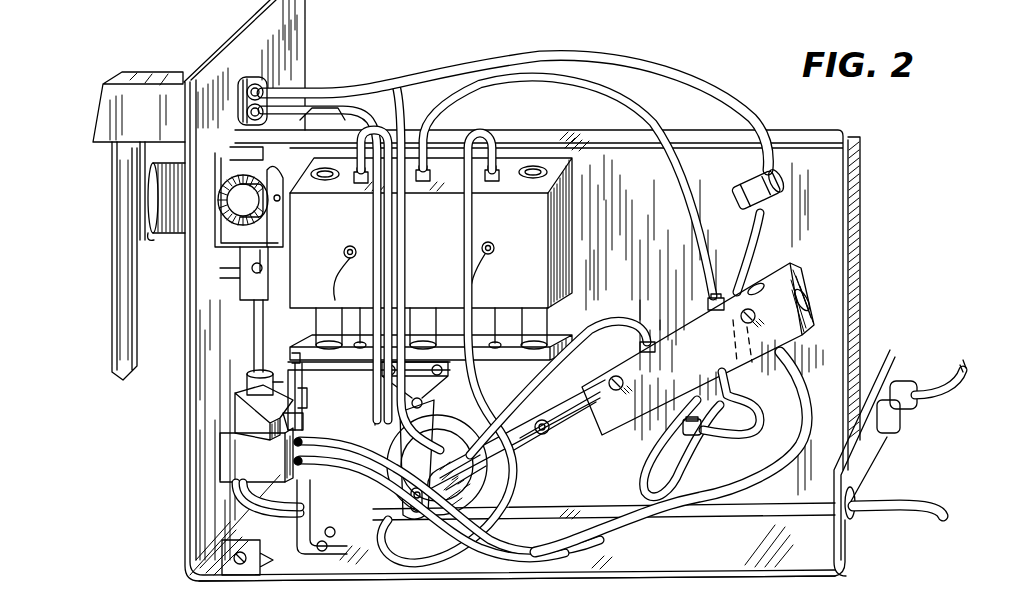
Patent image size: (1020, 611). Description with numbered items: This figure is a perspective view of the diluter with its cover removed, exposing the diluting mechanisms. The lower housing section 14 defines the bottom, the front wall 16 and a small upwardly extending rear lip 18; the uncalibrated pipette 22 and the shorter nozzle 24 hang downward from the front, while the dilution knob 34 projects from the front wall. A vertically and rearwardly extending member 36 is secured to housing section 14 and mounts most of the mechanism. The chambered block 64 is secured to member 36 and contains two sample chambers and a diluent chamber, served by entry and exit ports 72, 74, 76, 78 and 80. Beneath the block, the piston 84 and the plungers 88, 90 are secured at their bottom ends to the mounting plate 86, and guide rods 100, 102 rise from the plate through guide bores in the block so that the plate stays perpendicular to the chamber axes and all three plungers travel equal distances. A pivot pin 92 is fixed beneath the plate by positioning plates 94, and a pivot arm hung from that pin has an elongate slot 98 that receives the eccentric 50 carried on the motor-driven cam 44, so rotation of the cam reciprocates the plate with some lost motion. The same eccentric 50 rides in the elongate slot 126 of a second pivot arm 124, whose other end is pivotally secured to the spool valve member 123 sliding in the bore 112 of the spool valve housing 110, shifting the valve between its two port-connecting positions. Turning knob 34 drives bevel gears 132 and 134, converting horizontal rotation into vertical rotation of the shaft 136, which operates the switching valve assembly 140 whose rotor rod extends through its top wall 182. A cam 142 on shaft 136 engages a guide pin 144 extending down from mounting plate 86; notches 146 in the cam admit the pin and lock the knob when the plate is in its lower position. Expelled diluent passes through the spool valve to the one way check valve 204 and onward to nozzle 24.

The housing section 14 is at (412, 580).
The front wall 16 is at (185, 440).
The rear lip 18 is at (862, 461).
The pipette 22 is at (110, 265).
The nozzle 24 is at (150, 240).
The dilution knob 34 is at (170, 163).
The member 36 is at (822, 132).
The cam 44 is at (455, 428).
The eccentric 50 is at (392, 546).
The chambered block 64 is at (572, 222).
The entry and exit port 72 is at (346, 252).
The entry and exit port 74 is at (358, 186).
The entry and exit port 76 is at (494, 246).
The entry and exit port 78 is at (500, 184).
The entry and exit port 80 is at (420, 183).
The piston 84 is at (423, 315).
The mounting plate 86 is at (565, 333).
The plunger 88 is at (353, 317).
The plunger 90 is at (498, 315).
The pivot pin 92 is at (412, 405).
The positioning plates 94 is at (445, 378).
The elongate slot 98 is at (470, 527).
The guide rod 100 is at (320, 325).
The guide rod 102 is at (560, 318).
The spool valve housing 110 is at (808, 303).
The bore 112 is at (800, 270).
The spool valve member 123 is at (590, 430).
The pivot arm 124 is at (515, 447).
The elongate slot 126 is at (490, 480).
The bevel gear 132 is at (232, 175).
The bevel gear 134 is at (272, 170).
The shaft 136 is at (254, 325).
The switching valve assembly 140 is at (225, 460).
The cam 142 is at (246, 380).
The guide pin 144 is at (305, 385).
The notches 146 is at (306, 414).
The top wall 182 is at (236, 408).
The one way check valve 204 is at (742, 182).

---

Exercise requirements - Reproduce the records word for word, starting from their first line and stopping after the line that contains "The eccentric 50 is at (392, 546).". Leave the pictures out of your answer.

Right answer -
Patent image size: (1020, 611). Description with numbered items: This figure is a perspective view of the diluter with its cover removed, exposing the diluting mechanisms. The lower housing section 14 defines the bottom, the front wall 16 and a small upwardly extending rear lip 18; the uncalibrated pipette 22 and the shorter nozzle 24 hang downward from the front, while the dilution knob 34 projects from the front wall. A vertically and rearwardly extending member 36 is secured to housing section 14 and mounts most of the mechanism. The chambered block 64 is secured to member 36 and contains two sample chambers and a diluent chamber, served by entry and exit ports 72, 74, 76, 78 and 80. Beneath the block, the piston 84 and the plungers 88, 90 are secured at their bottom ends to the mounting plate 86, and guide rods 100, 102 rise from the plate through guide bores in the block so that the plate stays perpendicular to the chamber axes and all three plungers travel equal distances. A pivot pin 92 is fixed beneath the plate by positioning plates 94, and a pivot arm hung from that pin has an elongate slot 98 that receives the eccentric 50 carried on the motor-driven cam 44, so rotation of the cam reciprocates the plate with some lost motion. The same eccentric 50 rides in the elongate slot 126 of a second pivot arm 124, whose other end is pivotally secured to the spool valve member 123 sliding in the bore 112 of the spool valve housing 110, shifting the valve between its two port-connecting positions. Turning knob 34 drives bevel gears 132 and 134, converting horizontal rotation into vertical rotation of the shaft 136, which operates the switching valve assembly 140 whose rotor rod extends through its top wall 182. A cam 142 on shaft 136 engages a guide pin 144 extending down from mounting plate 86; notches 146 in the cam admit the pin and lock the knob when the plate is in its lower position. Expelled diluent passes through the spool valve to the one way check valve 204 and onward to nozzle 24.

The housing section 14 is at (412, 580).
The front wall 16 is at (185, 440).
The rear lip 18 is at (862, 461).
The pipette 22 is at (110, 265).
The nozzle 24 is at (150, 240).
The dilution knob 34 is at (170, 163).
The member 36 is at (822, 132).
The cam 44 is at (455, 428).
The eccentric 50 is at (392, 546).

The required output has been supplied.